Extract the records below word for word and ignore the images.

==========

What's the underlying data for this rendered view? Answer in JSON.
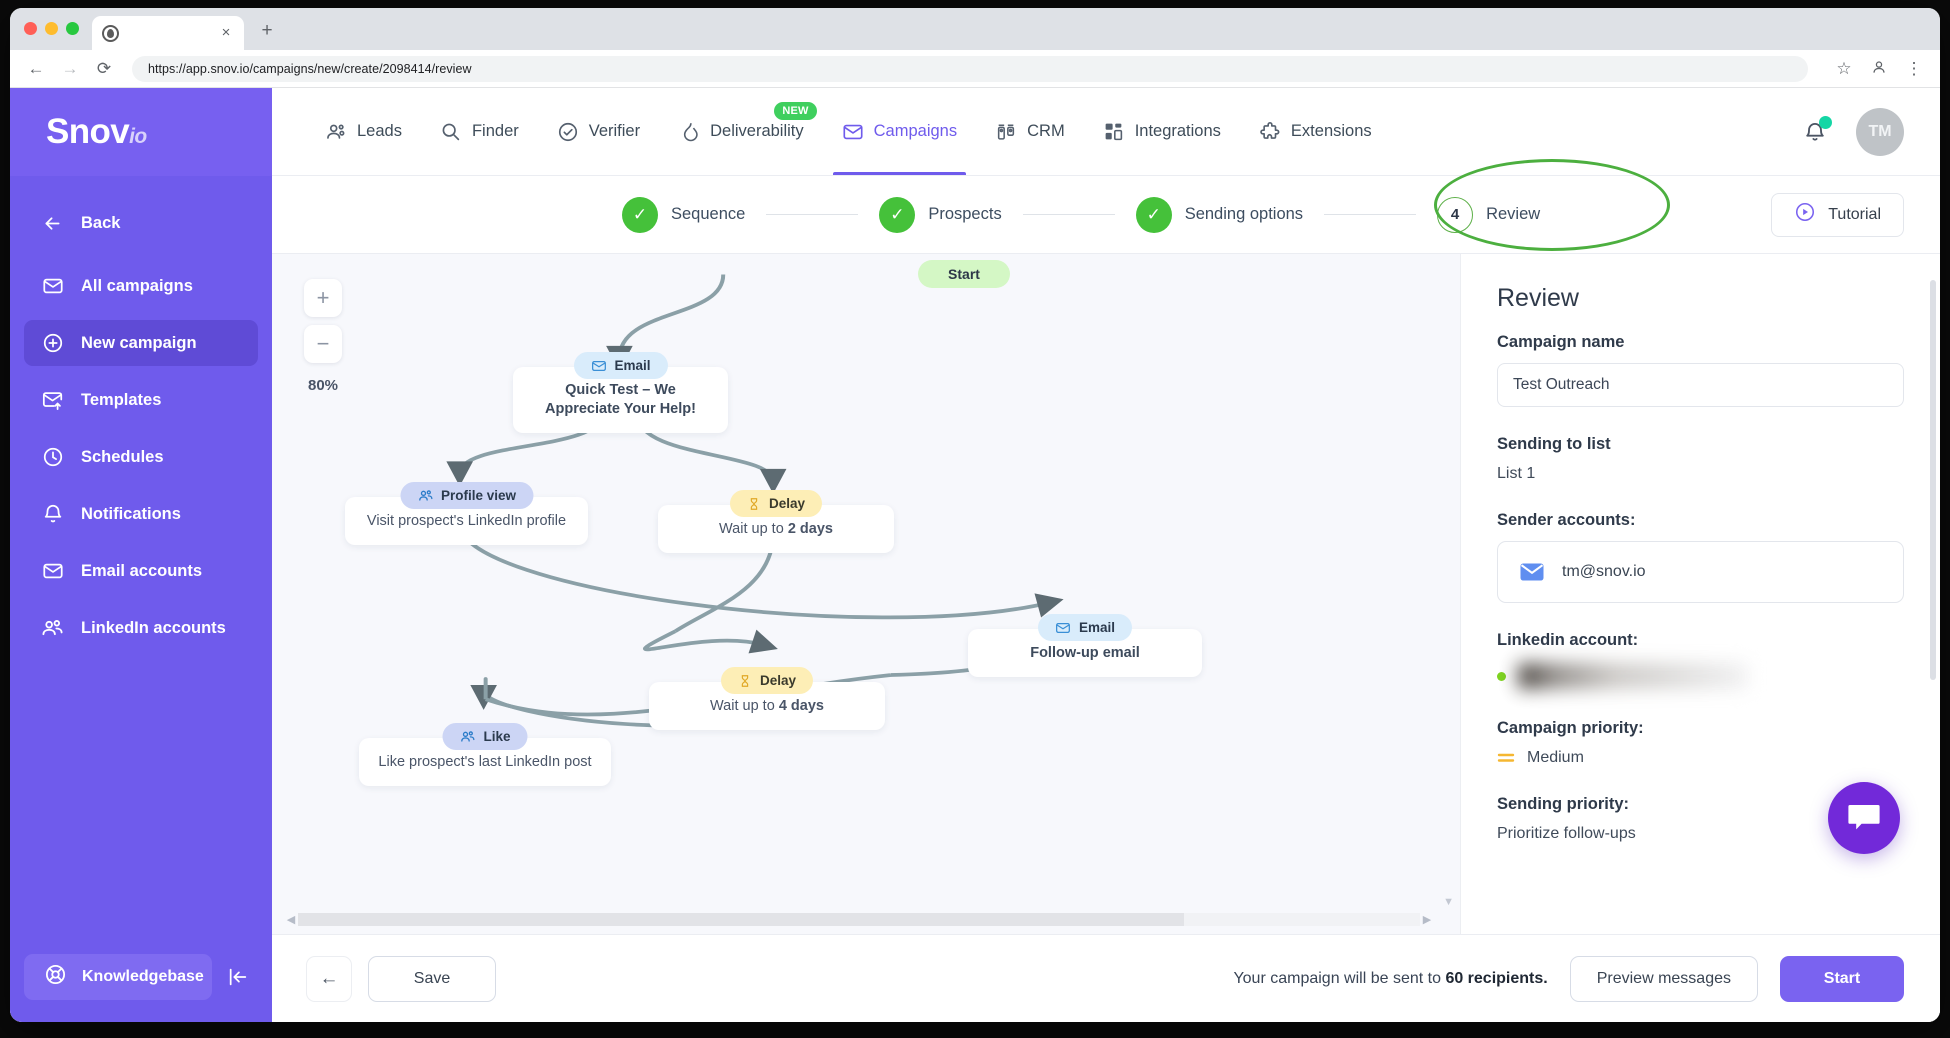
{
  "browser": {
    "url": "https://app.snov.io/campaigns/new/create/2098414/review",
    "tab_close_glyph": "×",
    "new_tab_glyph": "+",
    "back_glyph": "←",
    "forward_glyph": "→",
    "reload_glyph": "⟳",
    "star_glyph": "☆",
    "menu_glyph": "⋮"
  },
  "sidebar": {
    "logo": "Snov",
    "logo_suffix": "io",
    "back_label": "Back",
    "items": [
      {
        "label": "All campaigns",
        "icon": "envelope-icon",
        "active": false
      },
      {
        "label": "New campaign",
        "icon": "plus-circle-icon",
        "active": true
      },
      {
        "label": "Templates",
        "icon": "template-icon",
        "active": false
      },
      {
        "label": "Schedules",
        "icon": "clock-icon",
        "active": false
      },
      {
        "label": "Notifications",
        "icon": "bell-icon",
        "active": false
      },
      {
        "label": "Email accounts",
        "icon": "envelope-icon",
        "active": false
      },
      {
        "label": "LinkedIn accounts",
        "icon": "people-icon",
        "active": false
      }
    ],
    "knowledgebase_label": "Knowledgebase",
    "collapse_icon": "collapse-panel-icon"
  },
  "topnav": {
    "items": [
      {
        "label": "Leads",
        "icon": "people-icon",
        "active": false,
        "badge": ""
      },
      {
        "label": "Finder",
        "icon": "search-icon",
        "active": false,
        "badge": ""
      },
      {
        "label": "Verifier",
        "icon": "check-circle-icon",
        "active": false,
        "badge": ""
      },
      {
        "label": "Deliverability",
        "icon": "flame-icon",
        "active": false,
        "badge": "NEW"
      },
      {
        "label": "Campaigns",
        "icon": "envelope-icon",
        "active": true,
        "badge": ""
      },
      {
        "label": "CRM",
        "icon": "crm-icon",
        "active": false,
        "badge": ""
      },
      {
        "label": "Integrations",
        "icon": "grid-icon",
        "active": false,
        "badge": ""
      },
      {
        "label": "Extensions",
        "icon": "puzzle-icon",
        "active": false,
        "badge": ""
      }
    ],
    "avatar_initials": "TM"
  },
  "stepper": {
    "steps": [
      {
        "label": "Sequence",
        "state": "done",
        "mark": "✓"
      },
      {
        "label": "Prospects",
        "state": "done",
        "mark": "✓"
      },
      {
        "label": "Sending options",
        "state": "done",
        "mark": "✓"
      },
      {
        "label": "Review",
        "state": "current",
        "mark": "4"
      }
    ],
    "tutorial_label": "Tutorial"
  },
  "canvas": {
    "zoom_in": "+",
    "zoom_out": "−",
    "zoom_level": "80%",
    "nodes": [
      {
        "id": "start",
        "type": "start",
        "title": "Start"
      },
      {
        "id": "email1",
        "chip": "Email",
        "chip_type": "email",
        "title": "Quick Test – We Appreciate Your Help!"
      },
      {
        "id": "profileview",
        "chip": "Profile view",
        "chip_type": "linkedin",
        "title": "Visit prospect's LinkedIn profile"
      },
      {
        "id": "delay1",
        "chip": "Delay",
        "chip_type": "delay",
        "title": "Wait up to ",
        "title_bold": "2 days"
      },
      {
        "id": "email2",
        "chip": "Email",
        "chip_type": "email",
        "title": "Follow-up email"
      },
      {
        "id": "delay2",
        "chip": "Delay",
        "chip_type": "delay",
        "title": "Wait up to ",
        "title_bold": "4 days"
      },
      {
        "id": "like",
        "chip": "Like",
        "chip_type": "linkedin",
        "title": "Like prospect's last LinkedIn post"
      }
    ]
  },
  "review": {
    "title": "Review",
    "campaign_name_label": "Campaign name",
    "campaign_name_value": "Test Outreach",
    "sending_to_list_label": "Sending to list",
    "sending_to_list_value": "List 1",
    "sender_accounts_label": "Sender accounts:",
    "sender_email": "tm@snov.io",
    "linkedin_account_label": "Linkedin account:",
    "linkedin_account_value": "",
    "campaign_priority_label": "Campaign priority:",
    "campaign_priority_value": "Medium",
    "sending_priority_label": "Sending priority:",
    "sending_priority_value": "Prioritize follow-ups"
  },
  "bottombar": {
    "back_glyph": "←",
    "save_label": "Save",
    "recipients_prefix": "Your campaign will be sent to ",
    "recipients_count": "60 recipients.",
    "preview_label": "Preview messages",
    "start_label": "Start"
  },
  "colors": {
    "brand_purple": "#6f5bec",
    "accent_green": "#45c13a",
    "highlight_green": "#4caf3f",
    "chip_email": "#d9ecfb",
    "chip_delay": "#fdeeb6",
    "chip_linkedin": "#ccd5f5",
    "start_node": "#d4f7c5",
    "chat_purple": "#7229d9"
  }
}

==========

Reply.
What's the underlying data for this rendered view? Answer in JSON.
{
  "browser": {
    "url": "https://app.snov.io/campaigns/new/create/2098414/review",
    "tab_close_glyph": "×",
    "new_tab_glyph": "+",
    "back_glyph": "←",
    "forward_glyph": "→",
    "reload_glyph": "⟳",
    "star_glyph": "☆",
    "menu_glyph": "⋮"
  },
  "sidebar": {
    "logo": "Snov",
    "logo_suffix": "io",
    "back_label": "Back",
    "items": [
      {
        "label": "All campaigns",
        "icon": "envelope-icon",
        "active": false
      },
      {
        "label": "New campaign",
        "icon": "plus-circle-icon",
        "active": true
      },
      {
        "label": "Templates",
        "icon": "template-icon",
        "active": false
      },
      {
        "label": "Schedules",
        "icon": "clock-icon",
        "active": false
      },
      {
        "label": "Notifications",
        "icon": "bell-icon",
        "active": false
      },
      {
        "label": "Email accounts",
        "icon": "envelope-icon",
        "active": false
      },
      {
        "label": "LinkedIn accounts",
        "icon": "people-icon",
        "active": false
      }
    ],
    "knowledgebase_label": "Knowledgebase",
    "collapse_icon": "collapse-panel-icon"
  },
  "topnav": {
    "items": [
      {
        "label": "Leads",
        "icon": "people-icon",
        "active": false,
        "badge": ""
      },
      {
        "label": "Finder",
        "icon": "search-icon",
        "active": false,
        "badge": ""
      },
      {
        "label": "Verifier",
        "icon": "check-circle-icon",
        "active": false,
        "badge": ""
      },
      {
        "label": "Deliverability",
        "icon": "flame-icon",
        "active": false,
        "badge": "NEW"
      },
      {
        "label": "Campaigns",
        "icon": "envelope-icon",
        "active": true,
        "badge": ""
      },
      {
        "label": "CRM",
        "icon": "crm-icon",
        "active": false,
        "badge": ""
      },
      {
        "label": "Integrations",
        "icon": "grid-icon",
        "active": false,
        "badge": ""
      },
      {
        "label": "Extensions",
        "icon": "puzzle-icon",
        "active": false,
        "badge": ""
      }
    ],
    "avatar_initials": "TM"
  },
  "stepper": {
    "steps": [
      {
        "label": "Sequence",
        "state": "done",
        "mark": "✓"
      },
      {
        "label": "Prospects",
        "state": "done",
        "mark": "✓"
      },
      {
        "label": "Sending options",
        "state": "done",
        "mark": "✓"
      },
      {
        "label": "Review",
        "state": "current",
        "mark": "4"
      }
    ],
    "tutorial_label": "Tutorial"
  },
  "canvas": {
    "zoom_in": "+",
    "zoom_out": "−",
    "zoom_level": "80%",
    "nodes": [
      {
        "id": "start",
        "type": "start",
        "title": "Start"
      },
      {
        "id": "email1",
        "chip": "Email",
        "chip_type": "email",
        "title": "Quick Test – We Appreciate Your Help!"
      },
      {
        "id": "profileview",
        "chip": "Profile view",
        "chip_type": "linkedin",
        "title": "Visit prospect's LinkedIn profile"
      },
      {
        "id": "delay1",
        "chip": "Delay",
        "chip_type": "delay",
        "title": "Wait up to ",
        "title_bold": "2 days"
      },
      {
        "id": "email2",
        "chip": "Email",
        "chip_type": "email",
        "title": "Follow-up email"
      },
      {
        "id": "delay2",
        "chip": "Delay",
        "chip_type": "delay",
        "title": "Wait up to ",
        "title_bold": "4 days"
      },
      {
        "id": "like",
        "chip": "Like",
        "chip_type": "linkedin",
        "title": "Like prospect's last LinkedIn post"
      }
    ]
  },
  "review": {
    "title": "Review",
    "campaign_name_label": "Campaign name",
    "campaign_name_value": "Test Outreach",
    "sending_to_list_label": "Sending to list",
    "sending_to_list_value": "List 1",
    "sender_accounts_label": "Sender accounts:",
    "sender_email": "tm@snov.io",
    "linkedin_account_label": "Linkedin account:",
    "linkedin_account_value": "",
    "campaign_priority_label": "Campaign priority:",
    "campaign_priority_value": "Medium",
    "sending_priority_label": "Sending priority:",
    "sending_priority_value": "Prioritize follow-ups"
  },
  "bottombar": {
    "back_glyph": "←",
    "save_label": "Save",
    "recipients_prefix": "Your campaign will be sent to ",
    "recipients_count": "60 recipients.",
    "preview_label": "Preview messages",
    "start_label": "Start"
  },
  "colors": {
    "brand_purple": "#6f5bec",
    "accent_green": "#45c13a",
    "highlight_green": "#4caf3f",
    "chip_email": "#d9ecfb",
    "chip_delay": "#fdeeb6",
    "chip_linkedin": "#ccd5f5",
    "start_node": "#d4f7c5",
    "chat_purple": "#7229d9"
  }
}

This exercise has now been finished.